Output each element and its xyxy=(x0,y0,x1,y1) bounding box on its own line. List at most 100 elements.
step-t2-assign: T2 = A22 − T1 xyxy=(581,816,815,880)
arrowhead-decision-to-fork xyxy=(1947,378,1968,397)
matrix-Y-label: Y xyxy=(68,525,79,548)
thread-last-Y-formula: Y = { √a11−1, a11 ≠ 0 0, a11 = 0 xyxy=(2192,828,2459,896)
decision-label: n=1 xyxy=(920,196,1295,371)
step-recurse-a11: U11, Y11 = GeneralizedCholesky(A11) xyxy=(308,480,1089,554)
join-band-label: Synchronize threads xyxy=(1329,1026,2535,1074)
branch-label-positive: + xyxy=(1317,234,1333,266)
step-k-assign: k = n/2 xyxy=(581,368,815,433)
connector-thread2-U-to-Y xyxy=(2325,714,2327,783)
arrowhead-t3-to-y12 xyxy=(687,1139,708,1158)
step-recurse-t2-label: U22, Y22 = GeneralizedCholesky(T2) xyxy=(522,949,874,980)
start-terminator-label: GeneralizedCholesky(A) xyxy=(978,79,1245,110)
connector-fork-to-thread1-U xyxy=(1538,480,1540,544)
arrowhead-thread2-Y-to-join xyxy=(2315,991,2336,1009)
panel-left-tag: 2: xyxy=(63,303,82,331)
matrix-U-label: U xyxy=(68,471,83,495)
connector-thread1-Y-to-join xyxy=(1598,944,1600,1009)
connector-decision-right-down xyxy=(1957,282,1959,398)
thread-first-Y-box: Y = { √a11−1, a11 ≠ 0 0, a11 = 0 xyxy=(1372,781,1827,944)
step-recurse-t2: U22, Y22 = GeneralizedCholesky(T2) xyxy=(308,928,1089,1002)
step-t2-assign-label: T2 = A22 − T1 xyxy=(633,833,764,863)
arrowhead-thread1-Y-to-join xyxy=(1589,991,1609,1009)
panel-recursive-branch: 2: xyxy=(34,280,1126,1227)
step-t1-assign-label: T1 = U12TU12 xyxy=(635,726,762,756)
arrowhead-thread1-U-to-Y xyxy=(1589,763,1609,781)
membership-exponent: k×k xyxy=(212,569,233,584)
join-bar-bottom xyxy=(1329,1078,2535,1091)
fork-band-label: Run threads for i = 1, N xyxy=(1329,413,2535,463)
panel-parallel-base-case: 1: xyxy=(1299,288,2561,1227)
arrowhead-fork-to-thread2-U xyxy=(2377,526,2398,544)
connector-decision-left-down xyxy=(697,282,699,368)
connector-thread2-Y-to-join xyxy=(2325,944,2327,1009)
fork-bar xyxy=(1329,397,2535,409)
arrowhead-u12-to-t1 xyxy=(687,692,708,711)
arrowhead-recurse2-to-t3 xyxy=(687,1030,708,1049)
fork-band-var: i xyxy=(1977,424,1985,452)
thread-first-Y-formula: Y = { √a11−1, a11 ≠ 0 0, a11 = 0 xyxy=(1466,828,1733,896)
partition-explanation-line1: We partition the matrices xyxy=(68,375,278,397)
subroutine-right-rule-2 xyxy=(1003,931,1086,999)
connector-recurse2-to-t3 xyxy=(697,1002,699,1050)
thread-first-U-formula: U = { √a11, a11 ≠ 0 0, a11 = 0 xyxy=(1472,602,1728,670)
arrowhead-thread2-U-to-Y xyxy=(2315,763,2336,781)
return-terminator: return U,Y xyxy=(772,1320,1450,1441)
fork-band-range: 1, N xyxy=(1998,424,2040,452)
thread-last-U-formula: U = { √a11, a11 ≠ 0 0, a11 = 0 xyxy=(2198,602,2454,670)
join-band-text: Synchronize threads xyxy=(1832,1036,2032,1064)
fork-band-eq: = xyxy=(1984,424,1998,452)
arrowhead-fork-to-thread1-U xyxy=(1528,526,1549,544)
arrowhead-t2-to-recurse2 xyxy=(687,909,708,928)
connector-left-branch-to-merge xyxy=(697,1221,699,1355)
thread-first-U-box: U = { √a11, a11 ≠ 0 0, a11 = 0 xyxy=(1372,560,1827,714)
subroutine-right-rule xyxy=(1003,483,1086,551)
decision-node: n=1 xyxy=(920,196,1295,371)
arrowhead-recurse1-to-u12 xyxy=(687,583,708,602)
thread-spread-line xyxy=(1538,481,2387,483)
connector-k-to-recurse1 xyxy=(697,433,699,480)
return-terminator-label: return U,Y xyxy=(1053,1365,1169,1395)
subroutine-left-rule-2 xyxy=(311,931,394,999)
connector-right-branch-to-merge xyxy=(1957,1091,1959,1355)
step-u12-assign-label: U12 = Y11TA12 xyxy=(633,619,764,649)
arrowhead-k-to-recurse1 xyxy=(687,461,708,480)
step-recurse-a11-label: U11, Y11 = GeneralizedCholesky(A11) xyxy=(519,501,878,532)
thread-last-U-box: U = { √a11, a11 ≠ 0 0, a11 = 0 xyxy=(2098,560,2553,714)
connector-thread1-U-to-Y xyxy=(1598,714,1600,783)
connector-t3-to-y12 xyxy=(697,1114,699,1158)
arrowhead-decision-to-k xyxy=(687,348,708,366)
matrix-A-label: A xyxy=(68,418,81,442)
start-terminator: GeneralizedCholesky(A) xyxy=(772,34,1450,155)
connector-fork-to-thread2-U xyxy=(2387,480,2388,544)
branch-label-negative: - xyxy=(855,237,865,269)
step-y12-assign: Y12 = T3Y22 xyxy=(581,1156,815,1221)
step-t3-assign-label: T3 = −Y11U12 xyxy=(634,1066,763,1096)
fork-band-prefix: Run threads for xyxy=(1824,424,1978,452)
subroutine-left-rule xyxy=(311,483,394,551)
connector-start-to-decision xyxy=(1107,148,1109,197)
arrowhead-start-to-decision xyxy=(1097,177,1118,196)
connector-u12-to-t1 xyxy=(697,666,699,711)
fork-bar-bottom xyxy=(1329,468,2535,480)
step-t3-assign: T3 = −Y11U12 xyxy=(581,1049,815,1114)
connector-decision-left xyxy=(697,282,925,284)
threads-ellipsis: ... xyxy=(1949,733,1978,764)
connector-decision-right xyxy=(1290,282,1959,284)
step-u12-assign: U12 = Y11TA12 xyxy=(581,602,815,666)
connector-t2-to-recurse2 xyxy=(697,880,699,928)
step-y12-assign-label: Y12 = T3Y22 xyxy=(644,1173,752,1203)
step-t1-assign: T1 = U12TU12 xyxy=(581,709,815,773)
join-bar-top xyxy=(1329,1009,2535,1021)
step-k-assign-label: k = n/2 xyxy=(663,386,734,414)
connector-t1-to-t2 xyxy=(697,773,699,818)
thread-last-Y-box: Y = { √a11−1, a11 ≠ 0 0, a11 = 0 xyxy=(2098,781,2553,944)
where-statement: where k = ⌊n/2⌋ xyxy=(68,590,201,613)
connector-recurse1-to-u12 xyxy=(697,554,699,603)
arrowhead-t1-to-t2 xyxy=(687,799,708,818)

· · · · ·

- THE EXERCISE
Please write out all of the lines above again, putting "RecursiveCholesky" wherever "GeneralizedCholesky" appears and leaving the rest untouched.

- SOLUTION
Output each element and its xyxy=(x0,y0,x1,y1) bounding box on its own line. List at most 100 elements.
step-t2-assign: T2 = A22 − T1 xyxy=(581,816,815,880)
arrowhead-decision-to-fork xyxy=(1947,378,1968,397)
matrix-Y-label: Y xyxy=(68,525,79,548)
thread-last-Y-formula: Y = { √a11−1, a11 ≠ 0 0, a11 = 0 xyxy=(2192,828,2459,896)
decision-label: n=1 xyxy=(920,196,1295,371)
step-recurse-a11: U11, Y11 = RecursiveCholesky(A11) xyxy=(308,480,1089,554)
join-band-label: Synchronize threads xyxy=(1329,1026,2535,1074)
branch-label-positive: + xyxy=(1317,234,1333,266)
step-k-assign: k = n/2 xyxy=(581,368,815,433)
connector-thread2-U-to-Y xyxy=(2325,714,2327,783)
arrowhead-t3-to-y12 xyxy=(687,1139,708,1158)
step-recurse-t2-label: U22, Y22 = RecursiveCholesky(T2) xyxy=(522,949,874,980)
start-terminator-label: RecursiveCholesky(A) xyxy=(978,79,1245,110)
connector-fork-to-thread1-U xyxy=(1538,480,1540,544)
arrowhead-thread2-Y-to-join xyxy=(2315,991,2336,1009)
panel-left-tag: 2: xyxy=(63,303,82,331)
matrix-U-label: U xyxy=(68,471,83,495)
connector-thread1-Y-to-join xyxy=(1598,944,1600,1009)
connector-decision-right-down xyxy=(1957,282,1959,398)
thread-first-Y-box: Y = { √a11−1, a11 ≠ 0 0, a11 = 0 xyxy=(1372,781,1827,944)
step-recurse-t2: U22, Y22 = RecursiveCholesky(T2) xyxy=(308,928,1089,1002)
step-t2-assign-label: T2 = A22 − T1 xyxy=(633,833,764,863)
arrowhead-thread1-Y-to-join xyxy=(1589,991,1609,1009)
panel-recursive-branch: 2: xyxy=(34,280,1126,1227)
step-t1-assign-label: T1 = U12TU12 xyxy=(635,726,762,756)
arrowhead-thread1-U-to-Y xyxy=(1589,763,1609,781)
membership-exponent: k×k xyxy=(212,569,233,584)
join-bar-bottom xyxy=(1329,1078,2535,1091)
fork-band-label: Run threads for i = 1, N xyxy=(1329,413,2535,463)
panel-parallel-base-case: 1: xyxy=(1299,288,2561,1227)
arrowhead-fork-to-thread2-U xyxy=(2377,526,2398,544)
connector-decision-left-down xyxy=(697,282,699,368)
connector-thread2-Y-to-join xyxy=(2325,944,2327,1009)
fork-bar xyxy=(1329,397,2535,409)
arrowhead-u12-to-t1 xyxy=(687,692,708,711)
arrowhead-recurse2-to-t3 xyxy=(687,1030,708,1049)
fork-band-var: i xyxy=(1977,424,1985,452)
thread-first-Y-formula: Y = { √a11−1, a11 ≠ 0 0, a11 = 0 xyxy=(1466,828,1733,896)
partition-explanation-line1: We partition the matrices xyxy=(68,375,278,397)
subroutine-right-rule-2 xyxy=(1003,931,1086,999)
connector-recurse2-to-t3 xyxy=(697,1002,699,1050)
thread-first-U-formula: U = { √a11, a11 ≠ 0 0, a11 = 0 xyxy=(1472,602,1728,670)
arrowhead-thread2-U-to-Y xyxy=(2315,763,2336,781)
return-terminator: return U,Y xyxy=(772,1320,1450,1441)
fork-band-range: 1, N xyxy=(1998,424,2040,452)
thread-last-U-formula: U = { √a11, a11 ≠ 0 0, a11 = 0 xyxy=(2198,602,2454,670)
join-band-text: Synchronize threads xyxy=(1832,1036,2032,1064)
fork-band-eq: = xyxy=(1984,424,1998,452)
arrowhead-fork-to-thread1-U xyxy=(1528,526,1549,544)
arrowhead-t2-to-recurse2 xyxy=(687,909,708,928)
connector-left-branch-to-merge xyxy=(697,1221,699,1355)
thread-first-U-box: U = { √a11, a11 ≠ 0 0, a11 = 0 xyxy=(1372,560,1827,714)
subroutine-right-rule xyxy=(1003,483,1086,551)
decision-node: n=1 xyxy=(920,196,1295,371)
arrowhead-recurse1-to-u12 xyxy=(687,583,708,602)
thread-spread-line xyxy=(1538,481,2387,483)
connector-k-to-recurse1 xyxy=(697,433,699,480)
return-terminator-label: return U,Y xyxy=(1053,1365,1169,1395)
subroutine-left-rule-2 xyxy=(311,931,394,999)
connector-right-branch-to-merge xyxy=(1957,1091,1959,1355)
step-u12-assign-label: U12 = Y11TA12 xyxy=(633,619,764,649)
arrowhead-k-to-recurse1 xyxy=(687,461,708,480)
step-recurse-a11-label: U11, Y11 = RecursiveCholesky(A11) xyxy=(519,501,878,532)
thread-last-U-box: U = { √a11, a11 ≠ 0 0, a11 = 0 xyxy=(2098,560,2553,714)
connector-thread1-U-to-Y xyxy=(1598,714,1600,783)
connector-t3-to-y12 xyxy=(697,1114,699,1158)
arrowhead-decision-to-k xyxy=(687,348,708,366)
matrix-A-label: A xyxy=(68,418,81,442)
start-terminator: RecursiveCholesky(A) xyxy=(772,34,1450,155)
connector-fork-to-thread2-U xyxy=(2387,480,2388,544)
branch-label-negative: - xyxy=(855,237,865,269)
step-y12-assign: Y12 = T3Y22 xyxy=(581,1156,815,1221)
step-t3-assign-label: T3 = −Y11U12 xyxy=(634,1066,763,1096)
fork-band-prefix: Run threads for xyxy=(1824,424,1978,452)
subroutine-left-rule xyxy=(311,483,394,551)
connector-start-to-decision xyxy=(1107,148,1109,197)
arrowhead-start-to-decision xyxy=(1097,177,1118,196)
connector-u12-to-t1 xyxy=(697,666,699,711)
fork-bar-bottom xyxy=(1329,468,2535,480)
step-t3-assign: T3 = −Y11U12 xyxy=(581,1049,815,1114)
connector-decision-left xyxy=(697,282,925,284)
threads-ellipsis: ... xyxy=(1949,733,1978,764)
connector-decision-right xyxy=(1290,282,1959,284)
step-u12-assign: U12 = Y11TA12 xyxy=(581,602,815,666)
connector-t2-to-recurse2 xyxy=(697,880,699,928)
step-y12-assign-label: Y12 = T3Y22 xyxy=(644,1173,752,1203)
step-t1-assign: T1 = U12TU12 xyxy=(581,709,815,773)
join-bar-top xyxy=(1329,1009,2535,1021)
step-k-assign-label: k = n/2 xyxy=(663,386,734,414)
connector-t1-to-t2 xyxy=(697,773,699,818)
thread-last-Y-box: Y = { √a11−1, a11 ≠ 0 0, a11 = 0 xyxy=(2098,781,2553,944)
where-statement: where k = ⌊n/2⌋ xyxy=(68,590,201,613)
connector-recurse1-to-u12 xyxy=(697,554,699,603)
arrowhead-t1-to-t2 xyxy=(687,799,708,818)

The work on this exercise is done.